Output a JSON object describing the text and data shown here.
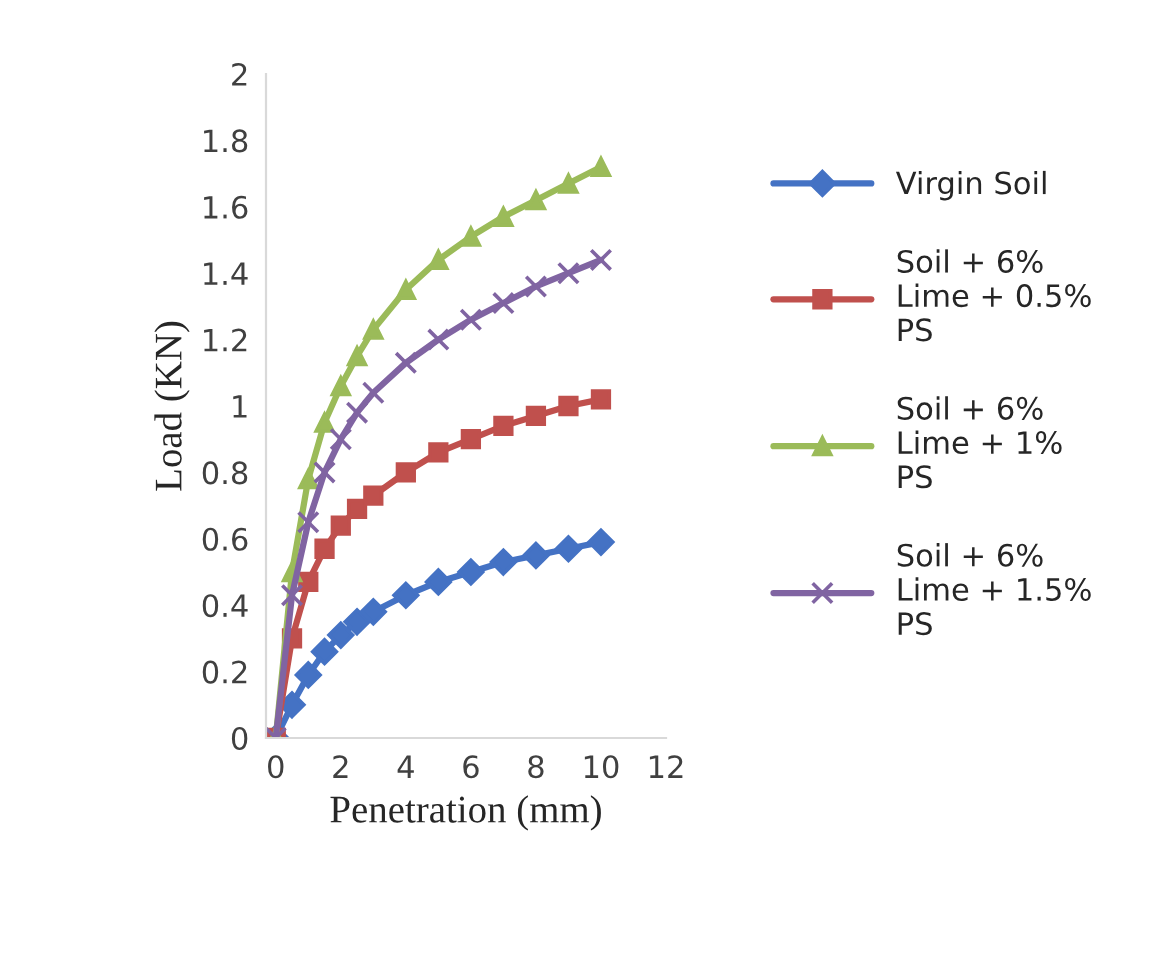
{
  "chart_data": {
    "type": "line",
    "xlabel": "Penetration (mm)",
    "ylabel": "Load (KN)",
    "x": [
      0,
      0.5,
      1,
      1.5,
      2,
      2.5,
      3,
      4,
      5,
      6,
      7,
      8,
      9,
      10
    ],
    "xlim": [
      -0.3,
      12
    ],
    "xticks": [
      0,
      2,
      4,
      6,
      8,
      10,
      12
    ],
    "ylim": [
      0,
      2
    ],
    "yticks": [
      0,
      0.2,
      0.4,
      0.6,
      0.8,
      1,
      1.2,
      1.4,
      1.6,
      1.8,
      2
    ],
    "grid": false,
    "legend": "right",
    "series": [
      {
        "name": "Virgin Soil",
        "color": "#4472c4",
        "marker": "diamond",
        "values": [
          0,
          0.1,
          0.19,
          0.26,
          0.31,
          0.35,
          0.38,
          0.43,
          0.47,
          0.5,
          0.53,
          0.55,
          0.57,
          0.59
        ]
      },
      {
        "name": "Soil + 6%\nLime + 0.5%\nPS",
        "color": "#c0504d",
        "marker": "square",
        "values": [
          0,
          0.3,
          0.47,
          0.57,
          0.64,
          0.69,
          0.73,
          0.8,
          0.86,
          0.9,
          0.94,
          0.97,
          1.0,
          1.02
        ]
      },
      {
        "name": "Soil + 6%\nLime + 1%\nPS",
        "color": "#9bbb59",
        "marker": "triangle",
        "values": [
          0,
          0.5,
          0.78,
          0.95,
          1.06,
          1.15,
          1.23,
          1.35,
          1.44,
          1.51,
          1.57,
          1.62,
          1.67,
          1.72
        ]
      },
      {
        "name": "Soil + 6%\nLime + 1.5%\nPS",
        "color": "#8064a2",
        "marker": "cross",
        "values": [
          0,
          0.43,
          0.65,
          0.8,
          0.9,
          0.98,
          1.04,
          1.13,
          1.2,
          1.26,
          1.31,
          1.36,
          1.4,
          1.44
        ]
      }
    ]
  }
}
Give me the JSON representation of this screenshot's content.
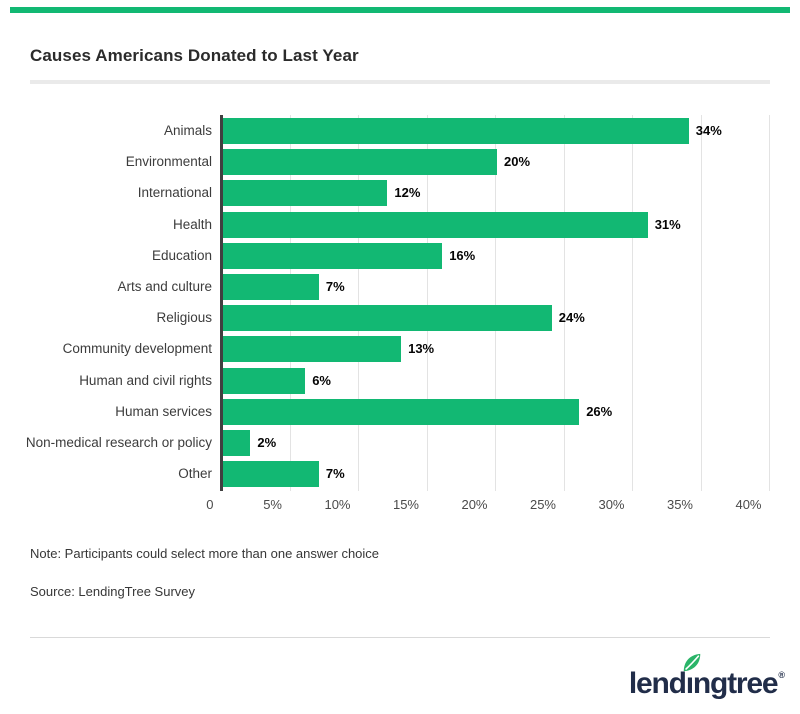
{
  "header": {
    "title": "Causes Americans Donated to Last Year"
  },
  "chart_data": {
    "type": "bar",
    "orientation": "horizontal",
    "title": "Causes Americans Donated to Last Year",
    "categories": [
      "Animals",
      "Environmental",
      "International",
      "Health",
      "Education",
      "Arts and culture",
      "Religious",
      "Community development",
      "Human and civil rights",
      "Human services",
      "Non-medical research or policy",
      "Other"
    ],
    "values": [
      34,
      20,
      12,
      31,
      16,
      7,
      24,
      13,
      6,
      26,
      2,
      7
    ],
    "value_labels": [
      "34%",
      "20%",
      "12%",
      "31%",
      "16%",
      "7%",
      "24%",
      "13%",
      "6%",
      "26%",
      "2%",
      "7%"
    ],
    "x_ticks": [
      {
        "value": 0,
        "label": "0"
      },
      {
        "value": 5,
        "label": "5%"
      },
      {
        "value": 10,
        "label": "10%"
      },
      {
        "value": 15,
        "label": "15%"
      },
      {
        "value": 20,
        "label": "20%"
      },
      {
        "value": 25,
        "label": "25%"
      },
      {
        "value": 30,
        "label": "30%"
      },
      {
        "value": 35,
        "label": "35%"
      },
      {
        "value": 40,
        "label": "40%"
      }
    ],
    "xlim": [
      0,
      40
    ],
    "xlabel": "",
    "ylabel": "",
    "grid": true,
    "legend": false,
    "bar_color": "#12b873"
  },
  "footer": {
    "note": "Note: Participants could select more than one answer choice",
    "source": "Source: LendingTree Survey"
  },
  "logo": {
    "part1": "lend",
    "dotless_i": "ı",
    "part2": "ngtree",
    "registered": "®"
  },
  "colors": {
    "accent_green": "#12b873",
    "leaf_green": "#2ab468",
    "logo_navy": "#212d49",
    "axis": "#404040",
    "gridline": "#e3e3e3",
    "title_text": "#2b2b2b",
    "divider": "#eaeaea"
  }
}
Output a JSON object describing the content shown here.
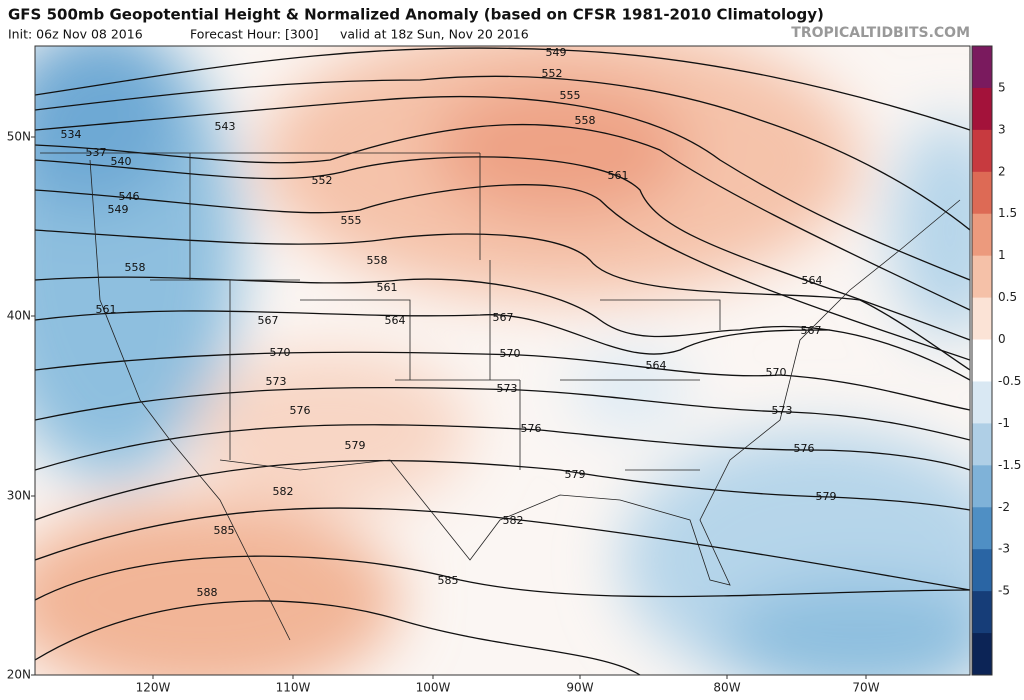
{
  "header": {
    "title": "GFS 500mb Geopotential Height & Normalized Anomaly (based on CFSR 1981-2010 Climatology)",
    "init": "Init: 06z Nov 08 2016",
    "forecast_hour": "Forecast Hour: [300]",
    "valid": "valid at 18z Sun, Nov 20 2016",
    "site": "TROPICALTIDBITS.COM"
  },
  "latitudes": [
    "50N",
    "40N",
    "30N",
    "20N"
  ],
  "longitudes": [
    "120W",
    "110W",
    "100W",
    "90W",
    "80W",
    "70W"
  ],
  "colorbar": [
    "5",
    "3",
    "2",
    "1.5",
    "1",
    "0.5",
    "0",
    "-0.5",
    "-1",
    "-1.5",
    "-2",
    "-3",
    "-5"
  ],
  "contour_labels": [
    "549",
    "552",
    "555",
    "558",
    "561",
    "564",
    "567",
    "570",
    "573",
    "576",
    "579",
    "534",
    "537",
    "540",
    "543",
    "546",
    "549",
    "552",
    "555",
    "558",
    "558",
    "561",
    "561",
    "564",
    "564",
    "567",
    "567",
    "570",
    "570",
    "573",
    "573",
    "576",
    "576",
    "579",
    "579",
    "582",
    "582",
    "585",
    "585",
    "588"
  ]
}
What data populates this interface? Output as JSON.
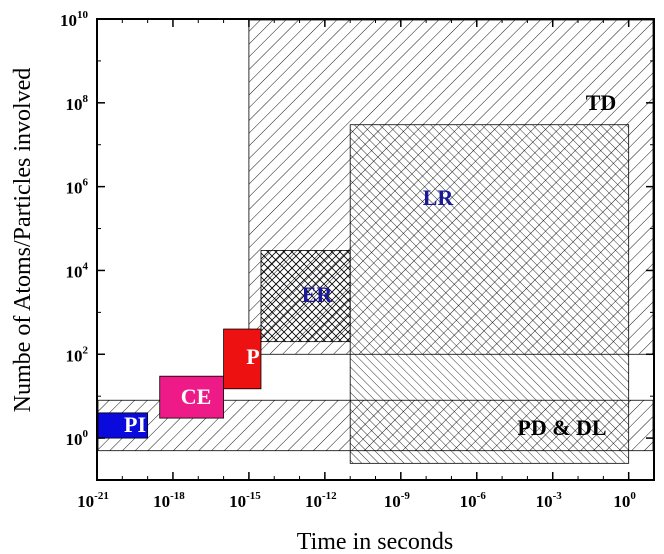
{
  "chart_data": {
    "type": "range-regions",
    "xlabel": "Time in seconds",
    "ylabel": "Numbe of Atoms/Particles involved",
    "x_scale": "log",
    "y_scale": "log",
    "xlim": [
      "1e-21",
      "1e1"
    ],
    "ylim": [
      "1e-1",
      "1e10"
    ],
    "x_ticks": [
      {
        "base": "10",
        "exp": "-21"
      },
      {
        "base": "10",
        "exp": "-18"
      },
      {
        "base": "10",
        "exp": "-15"
      },
      {
        "base": "10",
        "exp": "-12"
      },
      {
        "base": "10",
        "exp": "-9"
      },
      {
        "base": "10",
        "exp": "-6"
      },
      {
        "base": "10",
        "exp": "-3"
      },
      {
        "base": "10",
        "exp": "0"
      }
    ],
    "y_ticks": [
      {
        "base": "10",
        "exp": "0"
      },
      {
        "base": "10",
        "exp": "2"
      },
      {
        "base": "10",
        "exp": "4"
      },
      {
        "base": "10",
        "exp": "6"
      },
      {
        "base": "10",
        "exp": "8"
      },
      {
        "base": "10",
        "exp": "10"
      }
    ],
    "grid": false,
    "regions": [
      {
        "label": "TD",
        "x_range": [
          "1e-15",
          "1e1"
        ],
        "y_range": [
          "1e2",
          "1e10"
        ],
        "fill": "hatch-back",
        "label_color": "#000000"
      },
      {
        "label": "PD & DL",
        "x_range": [
          "1e-21",
          "1e1"
        ],
        "y_range": [
          "0.5",
          "8"
        ],
        "fill": "hatch-back",
        "label_color": "#000000"
      },
      {
        "label": "LR",
        "x_range": [
          "1e-11",
          "1e0"
        ],
        "y_range": [
          "0.25",
          "3e7"
        ],
        "fill": "hatch-forward-dense",
        "label_color": "#1a1a99"
      },
      {
        "label": "ER",
        "x_range": [
          "3e-15",
          "1e-11"
        ],
        "y_range": [
          "2e2",
          "3e4"
        ],
        "fill": "crosshatch",
        "label_color": "#1a1a99"
      },
      {
        "label": "PI",
        "x_range": [
          "1e-21",
          "1e-19"
        ],
        "y_range": [
          "1",
          "4"
        ],
        "fill": "#0a0adc",
        "label_color": "#ffffff"
      },
      {
        "label": "CE",
        "x_range": [
          "3e-19",
          "1e-16"
        ],
        "y_range": [
          "3",
          "30"
        ],
        "fill": "#ee1a88",
        "label_color": "#ffffff"
      },
      {
        "label": "P",
        "x_range": [
          "1e-16",
          "3e-15"
        ],
        "y_range": [
          "15",
          "400"
        ],
        "fill": "#ee1111",
        "label_color": "#ffffff"
      }
    ]
  }
}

-.-.-

*Exercise prompt*:
Go through the listing above and work out how many lines contain the string "ylabel". Reply with the number alone.

*Response to the exercise*:
3